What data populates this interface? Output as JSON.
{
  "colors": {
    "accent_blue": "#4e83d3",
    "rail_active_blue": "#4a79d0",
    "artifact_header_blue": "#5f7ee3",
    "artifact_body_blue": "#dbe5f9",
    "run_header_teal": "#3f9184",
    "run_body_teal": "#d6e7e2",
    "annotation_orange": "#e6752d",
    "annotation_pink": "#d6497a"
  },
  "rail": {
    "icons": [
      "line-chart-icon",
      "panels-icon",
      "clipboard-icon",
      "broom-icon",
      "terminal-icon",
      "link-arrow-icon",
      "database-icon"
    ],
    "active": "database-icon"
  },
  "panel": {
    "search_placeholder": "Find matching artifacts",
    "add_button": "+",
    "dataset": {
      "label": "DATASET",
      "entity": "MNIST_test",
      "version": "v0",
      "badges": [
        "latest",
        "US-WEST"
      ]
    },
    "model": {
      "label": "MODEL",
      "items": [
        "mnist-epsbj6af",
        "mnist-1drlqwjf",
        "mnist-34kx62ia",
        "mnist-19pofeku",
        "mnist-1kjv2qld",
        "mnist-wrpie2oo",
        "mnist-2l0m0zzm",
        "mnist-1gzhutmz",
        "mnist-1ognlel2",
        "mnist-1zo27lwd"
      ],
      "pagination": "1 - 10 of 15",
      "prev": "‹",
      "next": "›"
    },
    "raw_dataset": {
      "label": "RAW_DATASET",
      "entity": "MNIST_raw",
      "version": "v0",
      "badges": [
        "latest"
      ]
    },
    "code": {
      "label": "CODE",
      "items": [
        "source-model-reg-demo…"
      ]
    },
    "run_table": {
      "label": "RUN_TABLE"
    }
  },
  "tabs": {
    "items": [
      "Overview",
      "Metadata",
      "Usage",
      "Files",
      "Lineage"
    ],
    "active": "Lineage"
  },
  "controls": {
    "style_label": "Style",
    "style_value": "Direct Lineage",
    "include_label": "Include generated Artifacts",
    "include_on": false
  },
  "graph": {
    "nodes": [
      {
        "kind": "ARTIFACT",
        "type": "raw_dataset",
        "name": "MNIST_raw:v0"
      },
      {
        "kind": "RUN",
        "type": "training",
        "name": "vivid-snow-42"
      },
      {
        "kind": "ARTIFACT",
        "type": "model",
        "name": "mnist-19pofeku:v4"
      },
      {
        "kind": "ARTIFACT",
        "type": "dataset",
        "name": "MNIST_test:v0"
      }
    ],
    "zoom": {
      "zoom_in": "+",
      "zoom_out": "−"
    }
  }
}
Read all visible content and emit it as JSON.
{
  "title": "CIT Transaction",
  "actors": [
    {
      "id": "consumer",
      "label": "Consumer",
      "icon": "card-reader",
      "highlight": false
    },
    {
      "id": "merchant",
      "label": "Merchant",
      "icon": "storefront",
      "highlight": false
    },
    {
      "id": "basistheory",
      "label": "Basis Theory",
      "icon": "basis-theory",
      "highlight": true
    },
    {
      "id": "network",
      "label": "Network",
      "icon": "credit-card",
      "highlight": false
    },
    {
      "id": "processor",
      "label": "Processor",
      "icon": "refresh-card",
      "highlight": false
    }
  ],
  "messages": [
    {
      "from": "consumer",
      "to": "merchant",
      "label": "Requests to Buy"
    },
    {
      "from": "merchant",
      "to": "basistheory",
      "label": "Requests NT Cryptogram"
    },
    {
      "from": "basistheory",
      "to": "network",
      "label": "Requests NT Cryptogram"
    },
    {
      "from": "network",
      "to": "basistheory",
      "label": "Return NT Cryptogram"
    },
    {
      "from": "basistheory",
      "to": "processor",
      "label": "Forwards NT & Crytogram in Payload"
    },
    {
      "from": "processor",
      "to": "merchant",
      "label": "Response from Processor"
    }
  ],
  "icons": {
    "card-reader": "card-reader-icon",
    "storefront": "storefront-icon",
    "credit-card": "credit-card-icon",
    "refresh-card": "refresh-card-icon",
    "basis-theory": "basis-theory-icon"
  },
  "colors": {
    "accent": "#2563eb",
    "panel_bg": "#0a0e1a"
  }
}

--- --- ---

WHAT IS ASKED: Give all the records again. Match them exactly.

EXERCISE SOLUTION:
What data populates this interface? Output as JSON.
{
  "colors": {
    "accent_blue": "#4e83d3",
    "rail_active_blue": "#4a79d0",
    "artifact_header_blue": "#5f7ee3",
    "artifact_body_blue": "#dbe5f9",
    "run_header_teal": "#3f9184",
    "run_body_teal": "#d6e7e2",
    "annotation_orange": "#e6752d",
    "annotation_pink": "#d6497a"
  },
  "rail": {
    "icons": [
      "line-chart-icon",
      "panels-icon",
      "clipboard-icon",
      "broom-icon",
      "terminal-icon",
      "link-arrow-icon",
      "database-icon"
    ],
    "active": "database-icon"
  },
  "panel": {
    "search_placeholder": "Find matching artifacts",
    "add_button": "+",
    "dataset": {
      "label": "DATASET",
      "entity": "MNIST_test",
      "version": "v0",
      "badges": [
        "latest",
        "US-WEST"
      ]
    },
    "model": {
      "label": "MODEL",
      "items": [
        "mnist-epsbj6af",
        "mnist-1drlqwjf",
        "mnist-34kx62ia",
        "mnist-19pofeku",
        "mnist-1kjv2qld",
        "mnist-wrpie2oo",
        "mnist-2l0m0zzm",
        "mnist-1gzhutmz",
        "mnist-1ognlel2",
        "mnist-1zo27lwd"
      ],
      "pagination": "1 - 10 of 15",
      "prev": "‹",
      "next": "›"
    },
    "raw_dataset": {
      "label": "RAW_DATASET",
      "entity": "MNIST_raw",
      "version": "v0",
      "badges": [
        "latest"
      ]
    },
    "code": {
      "label": "CODE",
      "items": [
        "source-model-reg-demo…"
      ]
    },
    "run_table": {
      "label": "RUN_TABLE"
    }
  },
  "tabs": {
    "items": [
      "Overview",
      "Metadata",
      "Usage",
      "Files",
      "Lineage"
    ],
    "active": "Lineage"
  },
  "controls": {
    "style_label": "Style",
    "style_value": "Direct Lineage",
    "include_label": "Include generated Artifacts",
    "include_on": false
  },
  "graph": {
    "nodes": [
      {
        "kind": "ARTIFACT",
        "type": "raw_dataset",
        "name": "MNIST_raw:v0"
      },
      {
        "kind": "RUN",
        "type": "training",
        "name": "vivid-snow-42"
      },
      {
        "kind": "ARTIFACT",
        "type": "model",
        "name": "mnist-19pofeku:v4"
      },
      {
        "kind": "ARTIFACT",
        "type": "dataset",
        "name": "MNIST_test:v0"
      }
    ],
    "zoom": {
      "zoom_in": "+",
      "zoom_out": "−"
    }
  }
}
Read all visible content and emit it as JSON.
{
  "title": "CIT Transaction",
  "actors": [
    {
      "id": "consumer",
      "label": "Consumer",
      "icon": "card-reader",
      "highlight": false
    },
    {
      "id": "merchant",
      "label": "Merchant",
      "icon": "storefront",
      "highlight": false
    },
    {
      "id": "basistheory",
      "label": "Basis Theory",
      "icon": "basis-theory",
      "highlight": true
    },
    {
      "id": "network",
      "label": "Network",
      "icon": "credit-card",
      "highlight": false
    },
    {
      "id": "processor",
      "label": "Processor",
      "icon": "refresh-card",
      "highlight": false
    }
  ],
  "messages": [
    {
      "from": "consumer",
      "to": "merchant",
      "label": "Requests to Buy"
    },
    {
      "from": "merchant",
      "to": "basistheory",
      "label": "Requests NT Cryptogram"
    },
    {
      "from": "basistheory",
      "to": "network",
      "label": "Requests NT Cryptogram"
    },
    {
      "from": "network",
      "to": "basistheory",
      "label": "Return NT Cryptogram"
    },
    {
      "from": "basistheory",
      "to": "processor",
      "label": "Forwards NT & Crytogram in Payload"
    },
    {
      "from": "processor",
      "to": "merchant",
      "label": "Response from Processor"
    }
  ],
  "icons": {
    "card-reader": "card-reader-icon",
    "storefront": "storefront-icon",
    "credit-card": "credit-card-icon",
    "refresh-card": "refresh-card-icon",
    "basis-theory": "basis-theory-icon"
  },
  "colors": {
    "accent": "#2563eb",
    "panel_bg": "#0a0e1a"
  }
}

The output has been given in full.